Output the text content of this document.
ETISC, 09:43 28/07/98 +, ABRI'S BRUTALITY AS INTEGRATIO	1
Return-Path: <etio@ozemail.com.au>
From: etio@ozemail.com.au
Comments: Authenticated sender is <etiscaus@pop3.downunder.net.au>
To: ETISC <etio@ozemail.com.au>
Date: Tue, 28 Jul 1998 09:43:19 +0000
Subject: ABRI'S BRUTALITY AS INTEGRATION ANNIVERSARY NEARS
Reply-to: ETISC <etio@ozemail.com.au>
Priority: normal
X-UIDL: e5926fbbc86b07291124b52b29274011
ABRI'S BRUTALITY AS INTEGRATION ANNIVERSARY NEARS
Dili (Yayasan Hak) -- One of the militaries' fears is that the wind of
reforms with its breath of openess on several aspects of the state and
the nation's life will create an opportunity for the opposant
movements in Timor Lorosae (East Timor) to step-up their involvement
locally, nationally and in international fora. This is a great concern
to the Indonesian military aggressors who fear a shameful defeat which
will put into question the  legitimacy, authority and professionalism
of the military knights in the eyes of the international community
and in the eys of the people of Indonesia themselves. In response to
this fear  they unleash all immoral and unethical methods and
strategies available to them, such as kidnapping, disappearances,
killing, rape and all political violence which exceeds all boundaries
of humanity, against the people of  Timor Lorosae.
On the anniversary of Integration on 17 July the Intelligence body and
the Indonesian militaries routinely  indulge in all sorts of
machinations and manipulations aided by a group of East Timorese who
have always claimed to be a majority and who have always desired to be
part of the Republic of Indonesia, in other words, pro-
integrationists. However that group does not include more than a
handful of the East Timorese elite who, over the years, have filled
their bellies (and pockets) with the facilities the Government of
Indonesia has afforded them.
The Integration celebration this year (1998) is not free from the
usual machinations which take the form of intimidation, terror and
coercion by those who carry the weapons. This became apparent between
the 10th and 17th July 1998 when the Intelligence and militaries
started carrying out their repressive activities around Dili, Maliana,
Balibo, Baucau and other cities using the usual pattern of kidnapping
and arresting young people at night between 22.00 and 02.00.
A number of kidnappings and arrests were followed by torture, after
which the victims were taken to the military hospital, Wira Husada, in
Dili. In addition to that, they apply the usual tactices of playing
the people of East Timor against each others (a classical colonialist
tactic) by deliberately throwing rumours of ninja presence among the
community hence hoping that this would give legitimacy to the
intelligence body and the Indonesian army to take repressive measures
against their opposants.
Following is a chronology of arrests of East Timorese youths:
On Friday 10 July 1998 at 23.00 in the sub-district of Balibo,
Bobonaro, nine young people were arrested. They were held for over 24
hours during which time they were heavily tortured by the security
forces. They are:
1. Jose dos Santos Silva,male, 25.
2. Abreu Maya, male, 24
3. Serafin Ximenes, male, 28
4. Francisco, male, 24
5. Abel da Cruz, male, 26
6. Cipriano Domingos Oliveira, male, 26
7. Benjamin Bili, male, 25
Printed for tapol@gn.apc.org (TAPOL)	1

+ + + + + + +

### Work required:
Copy every record above exactly as it appears.

### Solution for this task:
Output the text content of this document.
ETISC, 09:43 28/07/98 +, ABRI'S BRUTALITY AS INTEGRATIO	1
Return-Path: <etio@ozemail.com.au>
From: etio@ozemail.com.au
Comments: Authenticated sender is <etiscaus@pop3.downunder.net.au>
To: ETISC <etio@ozemail.com.au>
Date: Tue, 28 Jul 1998 09:43:19 +0000
Subject: ABRI'S BRUTALITY AS INTEGRATION ANNIVERSARY NEARS
Reply-to: ETISC <etio@ozemail.com.au>
Priority: normal
X-UIDL: e5926fbbc86b07291124b52b29274011
ABRI'S BRUTALITY AS INTEGRATION ANNIVERSARY NEARS
Dili (Yayasan Hak) -- One of the militaries' fears is that the wind of
reforms with its breath of openess on several aspects of the state and
the nation's life will create an opportunity for the opposant
movements in Timor Lorosae (East Timor) to step-up their involvement
locally, nationally and in international fora. This is a great concern
to the Indonesian military aggressors who fear a shameful defeat which
will put into question the  legitimacy, authority and professionalism
of the military knights in the eyes of the international community
and in the eys of the people of Indonesia themselves. In response to
this fear  they unleash all immoral and unethical methods and
strategies available to them, such as kidnapping, disappearances,
killing, rape and all political violence which exceeds all boundaries
of humanity, against the people of  Timor Lorosae.
On the anniversary of Integration on 17 July the Intelligence body and
the Indonesian militaries routinely  indulge in all sorts of
machinations and manipulations aided by a group of East Timorese who
have always claimed to be a majority and who have always desired to be
part of the Republic of Indonesia, in other words, pro-
integrationists. However that group does not include more than a
handful of the East Timorese elite who, over the years, have filled
their bellies (and pockets) with the facilities the Government of
Indonesia has afforded them.
The Integration celebration this year (1998) is not free from the
usual machinations which take the form of intimidation, terror and
coercion by those who carry the weapons. This became apparent between
the 10th and 17th July 1998 when the Intelligence and militaries
started carrying out their repressive activities around Dili, Maliana,
Balibo, Baucau and other cities using the usual pattern of kidnapping
and arresting young people at night between 22.00 and 02.00.
A number of kidnappings and arrests were followed by torture, after
which the victims were taken to the military hospital, Wira Husada, in
Dili. In addition to that, they apply the usual tactices of playing
the people of East Timor against each others (a classical colonialist
tactic) by deliberately throwing rumours of ninja presence among the
community hence hoping that this would give legitimacy to the
intelligence body and the Indonesian army to take repressive measures
against their opposants.
Following is a chronology of arrests of East Timorese youths:
On Friday 10 July 1998 at 23.00 in the sub-district of Balibo,
Bobonaro, nine young people were arrested. They were held for over 24
hours during which time they were heavily tortured by the security
forces. They are:
1. Jose dos Santos Silva,male, 25.
2. Abreu Maya, male, 24
3. Serafin Ximenes, male, 28
4. Francisco, male, 24
5. Abel da Cruz, male, 26
6. Cipriano Domingos Oliveira, male, 26
7. Benjamin Bili, male, 25
Printed for tapol@gn.apc.org (TAPOL)	1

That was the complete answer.